[Dataset entries]
☆ ☆ ☆ ☆
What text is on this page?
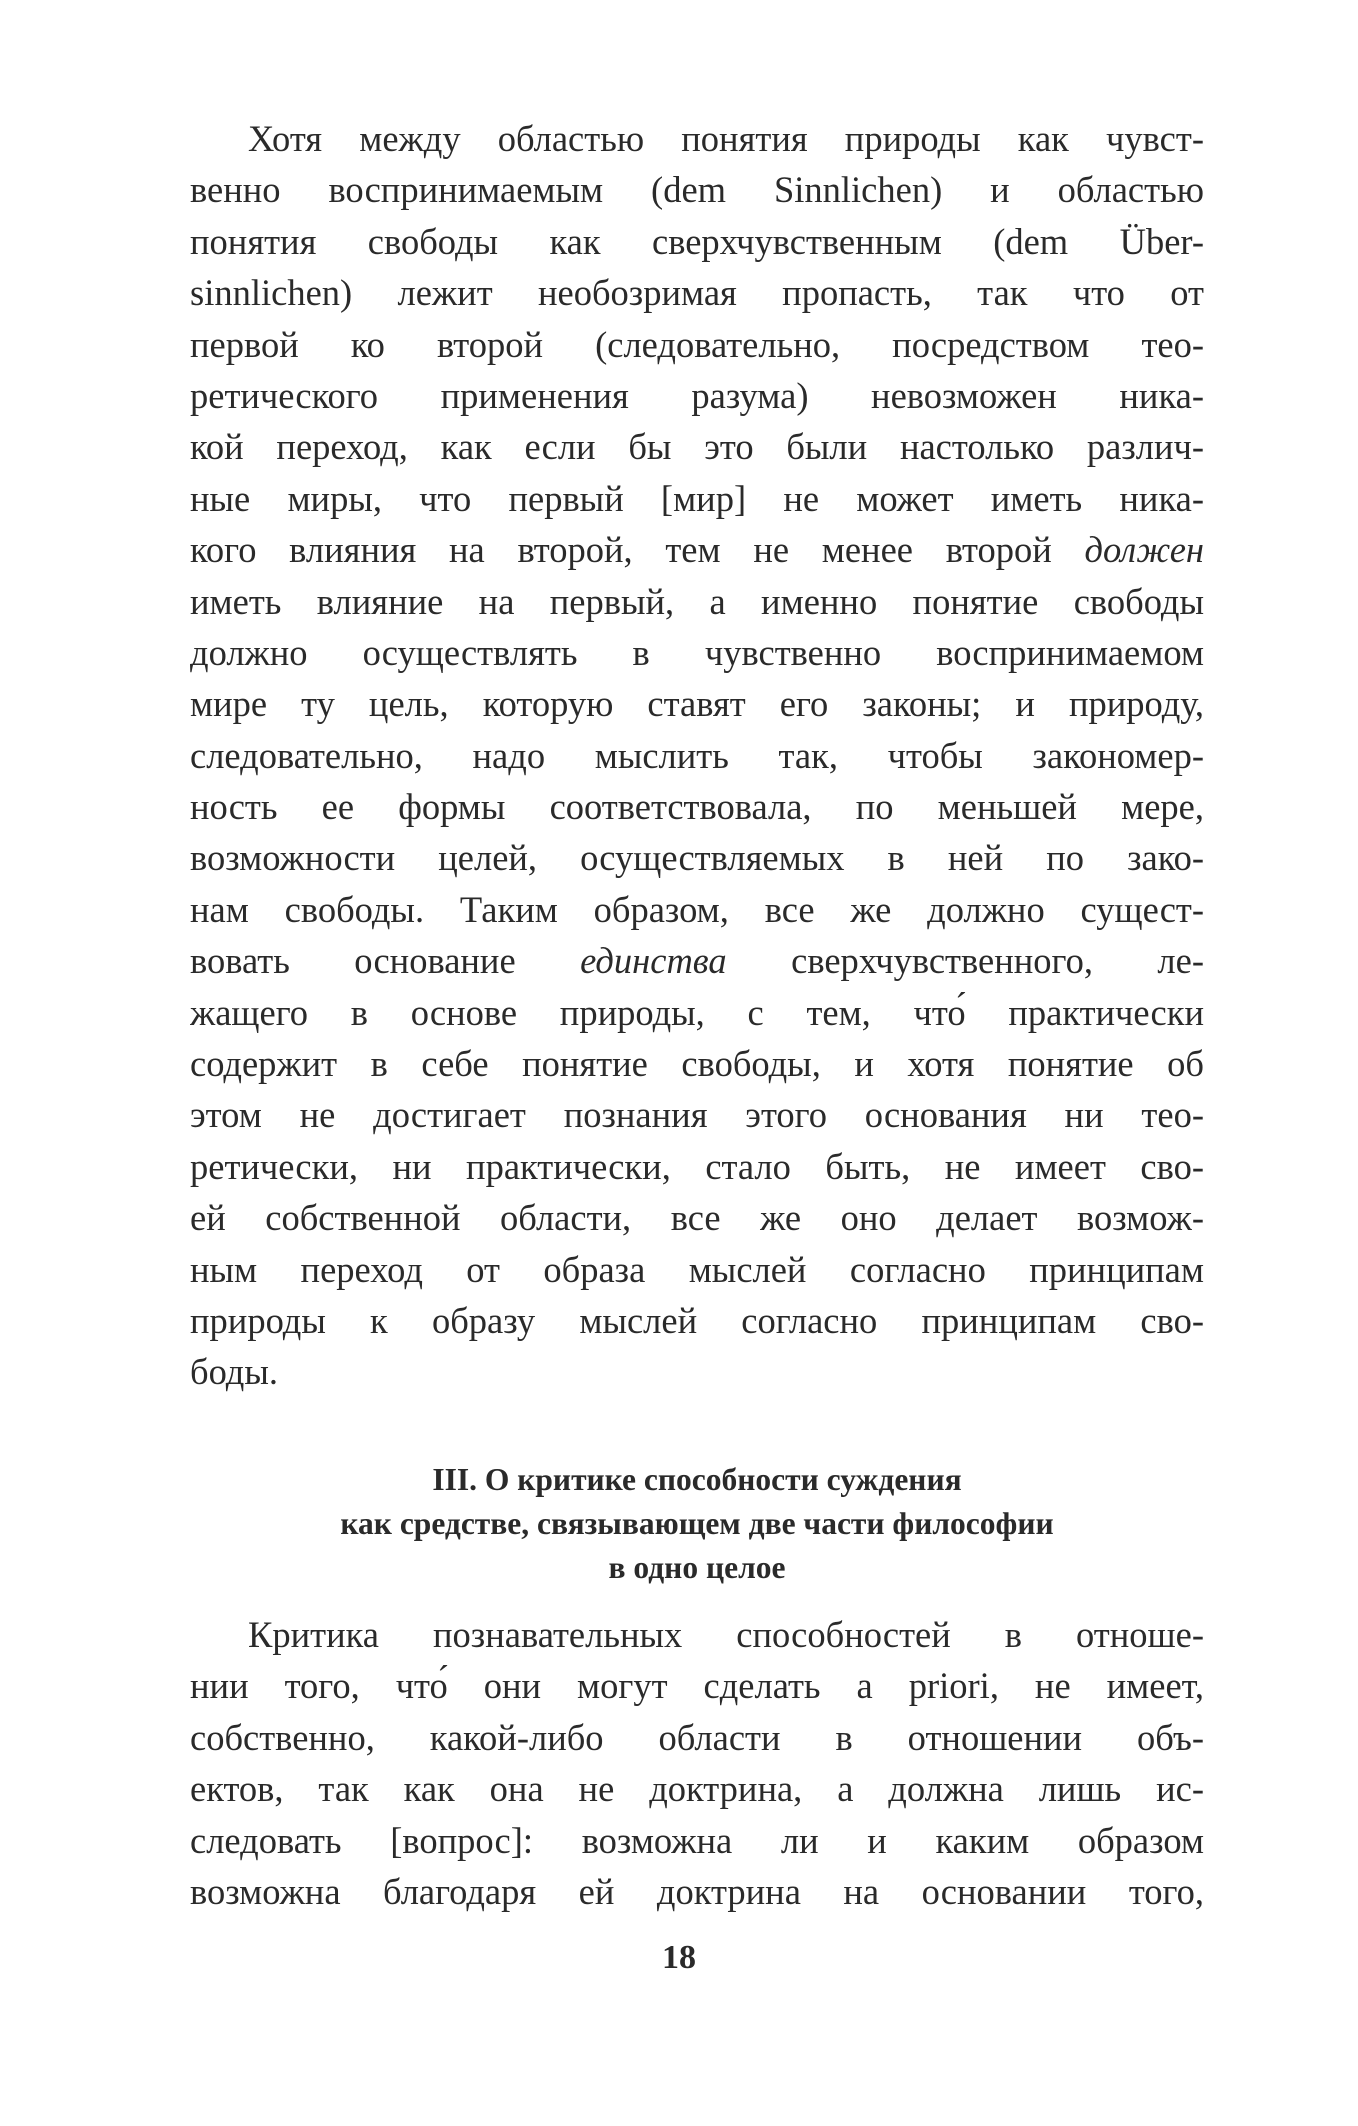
Хотя между областью понятия природы как чувст-
венно воспринимаемым (dem Sinnlichen) и областью
понятия свободы как сверхчувственным (dem Über-
sinnlichen) лежит необозримая пропасть, так что от
первой ко второй (следовательно, посредством тео-
ретического применения разума) невозможен ника-
кой переход, как если бы это были настолько различ-
ные миры, что первый [мир] не может иметь ника-
кого влияния на второй, тем не менее второй должен
иметь влияние на первый, а именно понятие свободы
должно осуществлять в чувственно воспринимаемом
мире ту цель, которую ставят его законы; и природу,
следовательно, надо мыслить так, чтобы закономер-
ность ее формы соответствовала, по меньшей мере,
возможности целей, осуществляемых в ней по зако-
нам свободы. Таким образом, все же должно сущест-
вовать основание единства сверхчувственного, ле-
жащего в основе природы, с тем, что́ практически
содержит в себе понятие свободы, и хотя понятие об
этом не достигает познания этого основания ни тео-
ретически, ни практически, стало быть, не имеет сво-
ей собственной области, все же оно делает возмож-
ным переход от образа мыслей согласно принципам
природы к образу мыслей согласно принципам сво-
боды.
III. О критике способности суждения
как средстве, связывающем две части философии
в одно целое
Критика познавательных способностей в отноше-
нии того, что́ они могут сделать a priori, не имеет,
собственно, какой-либо области в отношении объ-
ектов, так как она не доктрина, а должна лишь ис-
следовать [вопрос]: возможна ли и каким образом
возможна благодаря ей доктрина на основании того,
18
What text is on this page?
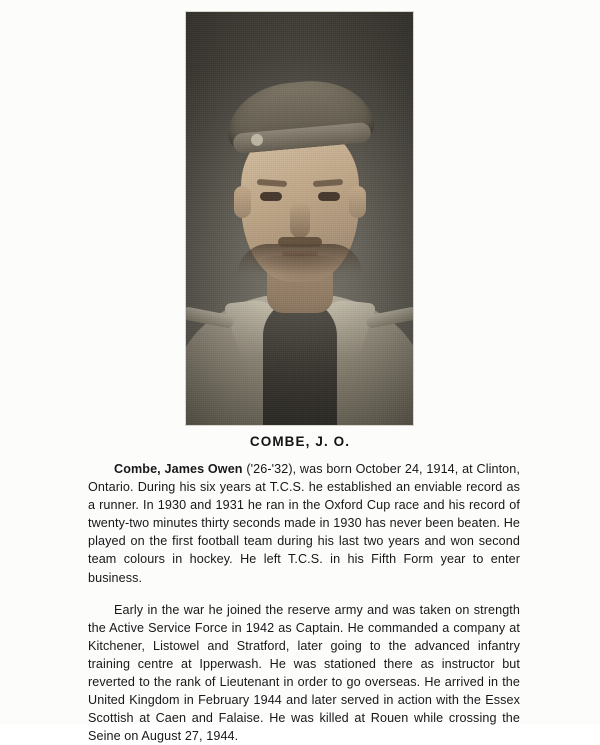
COMBE, J. O.

Combe, James Owen ('26-'32), was born October 24, 1914, at Clinton, Ontario. During his six years at T.C.S. he established an enviable record as a runner. In 1930 and 1931 he ran in the Oxford Cup race and his record of twenty-two minutes thirty seconds made in 1930 has never been beaten. He played on the first football team during his last two years and won second team colours in hockey. He left T.C.S. in his Fifth Form year to enter business.

Early in the war he joined the reserve army and was taken on strength the Active Service Force in 1942 as Captain. He commanded a company at Kitchener, Listowel and Stratford, later going to the advanced infantry training centre at Ipperwash. He was stationed there as instructor but reverted to the rank of Lieutenant in order to go overseas. He arrived in the United Kingdom in February 1944 and later served in action with the Essex Scottish at Caen and Falaise. He was killed at Rouen while crossing the Seine on August 27, 1944.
☆ ☆ ☆ ☆
Exercise directions: Make an exact copy of the data above, pictures excluded.

Result for this task:
What text is on this page?
Хотя между областью понятия природы как чувст-
венно воспринимаемым (dem Sinnlichen) и областью
понятия свободы как сверхчувственным (dem Über-
sinnlichen) лежит необозримая пропасть, так что от
первой ко второй (следовательно, посредством тео-
ретического применения разума) невозможен ника-
кой переход, как если бы это были настолько различ-
ные миры, что первый [мир] не может иметь ника-
кого влияния на второй, тем не менее второй должен
иметь влияние на первый, а именно понятие свободы
должно осуществлять в чувственно воспринимаемом
мире ту цель, которую ставят его законы; и природу,
следовательно, надо мыслить так, чтобы закономер-
ность ее формы соответствовала, по меньшей мере,
возможности целей, осуществляемых в ней по зако-
нам свободы. Таким образом, все же должно сущест-
вовать основание единства сверхчувственного, ле-
жащего в основе природы, с тем, что́ практически
содержит в себе понятие свободы, и хотя понятие об
этом не достигает познания этого основания ни тео-
ретически, ни практически, стало быть, не имеет сво-
ей собственной области, все же оно делает возмож-
ным переход от образа мыслей согласно принципам
природы к образу мыслей согласно принципам сво-
боды.
III. О критике способности суждения
как средстве, связывающем две части философии
в одно целое
Критика познавательных способностей в отноше-
нии того, что́ они могут сделать a priori, не имеет,
собственно, какой-либо области в отношении объ-
ектов, так как она не доктрина, а должна лишь ис-
следовать [вопрос]: возможна ли и каким образом
возможна благодаря ей доктрина на основании того,
18
What text is on this page?
COMBE, J. O.

Combe, James Owen ('26-'32), was born October 24, 1914, at Clinton, Ontario. During his six years at T.C.S. he established an enviable record as a runner. In 1930 and 1931 he ran in the Oxford Cup race and his record of twenty-two minutes thirty seconds made in 1930 has never been beaten. He played on the first football team during his last two years and won second team colours in hockey. He left T.C.S. in his Fifth Form year to enter business.

Early in the war he joined the reserve army and was taken on strength the Active Service Force in 1942 as Captain. He commanded a company at Kitchener, Listowel and Stratford, later going to the advanced infantry training centre at Ipperwash. He was stationed there as instructor but reverted to the rank of Lieutenant in order to go overseas. He arrived in the United Kingdom in February 1944 and later served in action with the Essex Scottish at Caen and Falaise. He was killed at Rouen while crossing the Seine on August 27, 1944.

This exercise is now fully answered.